▶ **Work to be completed**
Return every line of the data below that contains the string "discount".

▶ **Material provided**
****************************************

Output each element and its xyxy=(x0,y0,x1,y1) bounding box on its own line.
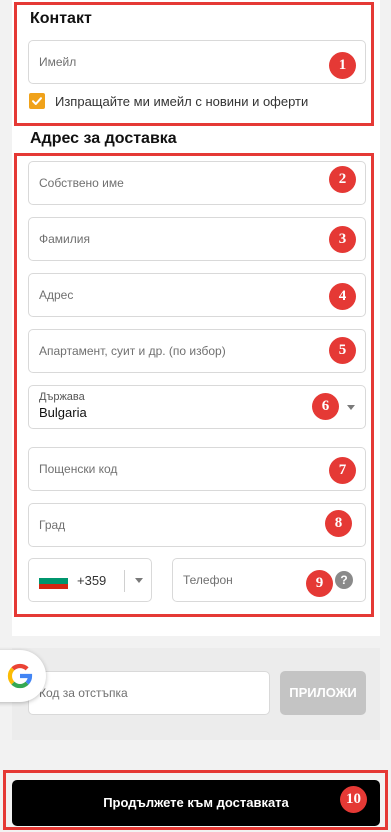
annotation-box-address xyxy=(14,153,374,617)
annotation-badge: 2 xyxy=(329,166,356,193)
apply-discount-button[interactable]: ПРИЛОЖИ xyxy=(280,671,366,715)
annotation-badge: 10 xyxy=(340,786,367,813)
annotation-badge: 8 xyxy=(325,510,352,537)
annotation-badge: 6 xyxy=(312,393,339,420)
annotation-box-continue xyxy=(3,770,388,830)
shipping-address-heading: Адрес за доставка xyxy=(30,130,177,147)
google-g-icon xyxy=(7,663,33,689)
annotation-box-contact xyxy=(14,2,374,126)
checkout-page: Контакт Имейл Изпращайте ми имейл с нови… xyxy=(0,0,391,832)
annotation-badge: 4 xyxy=(329,283,356,310)
annotation-badge: 5 xyxy=(329,337,356,364)
annotation-badge: 7 xyxy=(329,457,356,484)
discount-code-field[interactable]: Код за отстъпка xyxy=(28,671,270,715)
annotation-badge: 3 xyxy=(329,226,356,253)
annotation-badge: 9 xyxy=(306,570,333,597)
annotation-badge: 1 xyxy=(329,52,356,79)
discount-code-placeholder: Код за отстъпка xyxy=(39,686,128,700)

****************************************

▶ **Full answer**
apply-discount-button[interactable]: ПРИЛОЖИ xyxy=(280,671,366,715)
discount-code-field[interactable]: Код за отстъпка xyxy=(28,671,270,715)
discount-code-placeholder: Код за отстъпка xyxy=(39,686,128,700)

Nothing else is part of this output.